## start

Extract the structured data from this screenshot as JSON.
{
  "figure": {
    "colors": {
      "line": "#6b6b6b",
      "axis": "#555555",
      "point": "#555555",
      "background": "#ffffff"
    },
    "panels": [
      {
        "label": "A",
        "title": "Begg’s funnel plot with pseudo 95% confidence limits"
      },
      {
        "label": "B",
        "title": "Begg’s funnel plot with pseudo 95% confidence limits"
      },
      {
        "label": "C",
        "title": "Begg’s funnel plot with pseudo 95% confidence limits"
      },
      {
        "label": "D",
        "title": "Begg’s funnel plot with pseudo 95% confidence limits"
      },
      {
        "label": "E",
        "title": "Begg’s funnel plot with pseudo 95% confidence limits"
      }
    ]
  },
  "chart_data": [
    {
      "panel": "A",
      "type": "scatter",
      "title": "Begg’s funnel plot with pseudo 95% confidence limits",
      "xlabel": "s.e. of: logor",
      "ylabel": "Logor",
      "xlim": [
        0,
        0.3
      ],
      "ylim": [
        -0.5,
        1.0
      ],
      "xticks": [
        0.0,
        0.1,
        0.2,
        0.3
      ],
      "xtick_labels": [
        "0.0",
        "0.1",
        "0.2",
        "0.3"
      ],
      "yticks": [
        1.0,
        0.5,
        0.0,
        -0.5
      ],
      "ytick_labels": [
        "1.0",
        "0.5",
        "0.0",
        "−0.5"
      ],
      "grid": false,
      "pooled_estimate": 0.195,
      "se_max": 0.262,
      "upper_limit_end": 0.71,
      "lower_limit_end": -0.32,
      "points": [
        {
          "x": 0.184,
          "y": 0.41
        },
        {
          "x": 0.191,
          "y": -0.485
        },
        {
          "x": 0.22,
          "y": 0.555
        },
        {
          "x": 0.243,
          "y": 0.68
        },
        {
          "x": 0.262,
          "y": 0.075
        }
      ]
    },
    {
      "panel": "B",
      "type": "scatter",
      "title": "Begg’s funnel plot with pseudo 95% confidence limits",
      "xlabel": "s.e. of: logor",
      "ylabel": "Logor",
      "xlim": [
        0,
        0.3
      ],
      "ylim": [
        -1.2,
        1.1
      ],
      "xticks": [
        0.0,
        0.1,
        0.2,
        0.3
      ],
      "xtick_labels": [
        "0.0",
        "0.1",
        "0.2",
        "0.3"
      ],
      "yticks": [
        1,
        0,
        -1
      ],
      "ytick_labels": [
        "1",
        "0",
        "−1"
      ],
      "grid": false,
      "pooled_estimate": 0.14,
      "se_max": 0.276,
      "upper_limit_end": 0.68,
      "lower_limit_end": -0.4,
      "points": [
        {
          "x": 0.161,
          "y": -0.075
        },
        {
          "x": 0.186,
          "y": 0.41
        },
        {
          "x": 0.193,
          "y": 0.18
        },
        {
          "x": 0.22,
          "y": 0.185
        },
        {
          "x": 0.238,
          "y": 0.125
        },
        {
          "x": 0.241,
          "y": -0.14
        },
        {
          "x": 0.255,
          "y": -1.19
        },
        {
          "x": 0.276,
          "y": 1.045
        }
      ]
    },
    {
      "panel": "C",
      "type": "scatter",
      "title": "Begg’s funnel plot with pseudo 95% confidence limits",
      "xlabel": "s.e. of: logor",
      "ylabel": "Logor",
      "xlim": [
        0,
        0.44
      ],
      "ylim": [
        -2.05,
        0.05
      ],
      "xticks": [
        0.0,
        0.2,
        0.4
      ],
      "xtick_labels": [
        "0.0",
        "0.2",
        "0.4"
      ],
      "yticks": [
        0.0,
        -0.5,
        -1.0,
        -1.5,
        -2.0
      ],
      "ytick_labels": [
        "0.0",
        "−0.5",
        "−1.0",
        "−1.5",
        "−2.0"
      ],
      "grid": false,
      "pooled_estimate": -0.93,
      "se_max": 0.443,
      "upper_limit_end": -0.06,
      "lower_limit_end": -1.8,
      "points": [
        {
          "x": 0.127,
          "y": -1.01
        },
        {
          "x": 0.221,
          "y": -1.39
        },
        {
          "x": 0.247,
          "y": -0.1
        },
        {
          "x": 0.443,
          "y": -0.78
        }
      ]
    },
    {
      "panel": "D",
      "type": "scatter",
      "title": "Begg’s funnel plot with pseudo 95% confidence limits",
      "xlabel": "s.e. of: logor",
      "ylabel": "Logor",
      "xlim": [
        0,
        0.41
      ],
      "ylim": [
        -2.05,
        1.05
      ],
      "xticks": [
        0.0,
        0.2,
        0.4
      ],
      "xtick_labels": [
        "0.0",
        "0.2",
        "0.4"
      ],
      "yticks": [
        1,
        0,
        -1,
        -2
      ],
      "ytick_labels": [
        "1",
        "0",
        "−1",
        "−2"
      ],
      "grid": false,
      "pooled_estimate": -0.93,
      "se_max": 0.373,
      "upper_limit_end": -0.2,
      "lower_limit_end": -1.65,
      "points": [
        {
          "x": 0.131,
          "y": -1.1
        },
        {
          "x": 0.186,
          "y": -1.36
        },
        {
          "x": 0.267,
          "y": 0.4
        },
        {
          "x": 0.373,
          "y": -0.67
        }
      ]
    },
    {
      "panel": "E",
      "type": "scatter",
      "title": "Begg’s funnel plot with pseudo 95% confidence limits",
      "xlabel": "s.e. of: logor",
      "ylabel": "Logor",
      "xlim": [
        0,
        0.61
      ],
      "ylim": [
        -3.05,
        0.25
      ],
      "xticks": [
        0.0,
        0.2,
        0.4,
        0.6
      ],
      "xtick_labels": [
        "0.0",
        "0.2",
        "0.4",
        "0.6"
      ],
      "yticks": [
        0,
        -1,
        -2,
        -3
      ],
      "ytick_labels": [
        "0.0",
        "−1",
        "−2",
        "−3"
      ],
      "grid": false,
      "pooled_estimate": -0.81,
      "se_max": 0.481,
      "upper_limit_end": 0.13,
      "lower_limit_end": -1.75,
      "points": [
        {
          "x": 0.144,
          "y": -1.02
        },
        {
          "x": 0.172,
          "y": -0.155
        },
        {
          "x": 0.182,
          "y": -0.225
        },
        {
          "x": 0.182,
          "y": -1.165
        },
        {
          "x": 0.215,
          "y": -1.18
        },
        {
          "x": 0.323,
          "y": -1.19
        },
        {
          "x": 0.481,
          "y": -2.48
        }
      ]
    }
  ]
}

## end

Task requirements: Every record above should be copied exactly.

Output of the exercise:
Extract the structured data from this screenshot as JSON.
{
  "figure": {
    "colors": {
      "line": "#6b6b6b",
      "axis": "#555555",
      "point": "#555555",
      "background": "#ffffff"
    },
    "panels": [
      {
        "label": "A",
        "title": "Begg’s funnel plot with pseudo 95% confidence limits"
      },
      {
        "label": "B",
        "title": "Begg’s funnel plot with pseudo 95% confidence limits"
      },
      {
        "label": "C",
        "title": "Begg’s funnel plot with pseudo 95% confidence limits"
      },
      {
        "label": "D",
        "title": "Begg’s funnel plot with pseudo 95% confidence limits"
      },
      {
        "label": "E",
        "title": "Begg’s funnel plot with pseudo 95% confidence limits"
      }
    ]
  },
  "chart_data": [
    {
      "panel": "A",
      "type": "scatter",
      "title": "Begg’s funnel plot with pseudo 95% confidence limits",
      "xlabel": "s.e. of: logor",
      "ylabel": "Logor",
      "xlim": [
        0,
        0.3
      ],
      "ylim": [
        -0.5,
        1.0
      ],
      "xticks": [
        0.0,
        0.1,
        0.2,
        0.3
      ],
      "xtick_labels": [
        "0.0",
        "0.1",
        "0.2",
        "0.3"
      ],
      "yticks": [
        1.0,
        0.5,
        0.0,
        -0.5
      ],
      "ytick_labels": [
        "1.0",
        "0.5",
        "0.0",
        "−0.5"
      ],
      "grid": false,
      "pooled_estimate": 0.195,
      "se_max": 0.262,
      "upper_limit_end": 0.71,
      "lower_limit_end": -0.32,
      "points": [
        {
          "x": 0.184,
          "y": 0.41
        },
        {
          "x": 0.191,
          "y": -0.485
        },
        {
          "x": 0.22,
          "y": 0.555
        },
        {
          "x": 0.243,
          "y": 0.68
        },
        {
          "x": 0.262,
          "y": 0.075
        }
      ]
    },
    {
      "panel": "B",
      "type": "scatter",
      "title": "Begg’s funnel plot with pseudo 95% confidence limits",
      "xlabel": "s.e. of: logor",
      "ylabel": "Logor",
      "xlim": [
        0,
        0.3
      ],
      "ylim": [
        -1.2,
        1.1
      ],
      "xticks": [
        0.0,
        0.1,
        0.2,
        0.3
      ],
      "xtick_labels": [
        "0.0",
        "0.1",
        "0.2",
        "0.3"
      ],
      "yticks": [
        1,
        0,
        -1
      ],
      "ytick_labels": [
        "1",
        "0",
        "−1"
      ],
      "grid": false,
      "pooled_estimate": 0.14,
      "se_max": 0.276,
      "upper_limit_end": 0.68,
      "lower_limit_end": -0.4,
      "points": [
        {
          "x": 0.161,
          "y": -0.075
        },
        {
          "x": 0.186,
          "y": 0.41
        },
        {
          "x": 0.193,
          "y": 0.18
        },
        {
          "x": 0.22,
          "y": 0.185
        },
        {
          "x": 0.238,
          "y": 0.125
        },
        {
          "x": 0.241,
          "y": -0.14
        },
        {
          "x": 0.255,
          "y": -1.19
        },
        {
          "x": 0.276,
          "y": 1.045
        }
      ]
    },
    {
      "panel": "C",
      "type": "scatter",
      "title": "Begg’s funnel plot with pseudo 95% confidence limits",
      "xlabel": "s.e. of: logor",
      "ylabel": "Logor",
      "xlim": [
        0,
        0.44
      ],
      "ylim": [
        -2.05,
        0.05
      ],
      "xticks": [
        0.0,
        0.2,
        0.4
      ],
      "xtick_labels": [
        "0.0",
        "0.2",
        "0.4"
      ],
      "yticks": [
        0.0,
        -0.5,
        -1.0,
        -1.5,
        -2.0
      ],
      "ytick_labels": [
        "0.0",
        "−0.5",
        "−1.0",
        "−1.5",
        "−2.0"
      ],
      "grid": false,
      "pooled_estimate": -0.93,
      "se_max": 0.443,
      "upper_limit_end": -0.06,
      "lower_limit_end": -1.8,
      "points": [
        {
          "x": 0.127,
          "y": -1.01
        },
        {
          "x": 0.221,
          "y": -1.39
        },
        {
          "x": 0.247,
          "y": -0.1
        },
        {
          "x": 0.443,
          "y": -0.78
        }
      ]
    },
    {
      "panel": "D",
      "type": "scatter",
      "title": "Begg’s funnel plot with pseudo 95% confidence limits",
      "xlabel": "s.e. of: logor",
      "ylabel": "Logor",
      "xlim": [
        0,
        0.41
      ],
      "ylim": [
        -2.05,
        1.05
      ],
      "xticks": [
        0.0,
        0.2,
        0.4
      ],
      "xtick_labels": [
        "0.0",
        "0.2",
        "0.4"
      ],
      "yticks": [
        1,
        0,
        -1,
        -2
      ],
      "ytick_labels": [
        "1",
        "0",
        "−1",
        "−2"
      ],
      "grid": false,
      "pooled_estimate": -0.93,
      "se_max": 0.373,
      "upper_limit_end": -0.2,
      "lower_limit_end": -1.65,
      "points": [
        {
          "x": 0.131,
          "y": -1.1
        },
        {
          "x": 0.186,
          "y": -1.36
        },
        {
          "x": 0.267,
          "y": 0.4
        },
        {
          "x": 0.373,
          "y": -0.67
        }
      ]
    },
    {
      "panel": "E",
      "type": "scatter",
      "title": "Begg’s funnel plot with pseudo 95% confidence limits",
      "xlabel": "s.e. of: logor",
      "ylabel": "Logor",
      "xlim": [
        0,
        0.61
      ],
      "ylim": [
        -3.05,
        0.25
      ],
      "xticks": [
        0.0,
        0.2,
        0.4,
        0.6
      ],
      "xtick_labels": [
        "0.0",
        "0.2",
        "0.4",
        "0.6"
      ],
      "yticks": [
        0,
        -1,
        -2,
        -3
      ],
      "ytick_labels": [
        "0.0",
        "−1",
        "−2",
        "−3"
      ],
      "grid": false,
      "pooled_estimate": -0.81,
      "se_max": 0.481,
      "upper_limit_end": 0.13,
      "lower_limit_end": -1.75,
      "points": [
        {
          "x": 0.144,
          "y": -1.02
        },
        {
          "x": 0.172,
          "y": -0.155
        },
        {
          "x": 0.182,
          "y": -0.225
        },
        {
          "x": 0.182,
          "y": -1.165
        },
        {
          "x": 0.215,
          "y": -1.18
        },
        {
          "x": 0.323,
          "y": -1.19
        },
        {
          "x": 0.481,
          "y": -2.48
        }
      ]
    }
  ]
}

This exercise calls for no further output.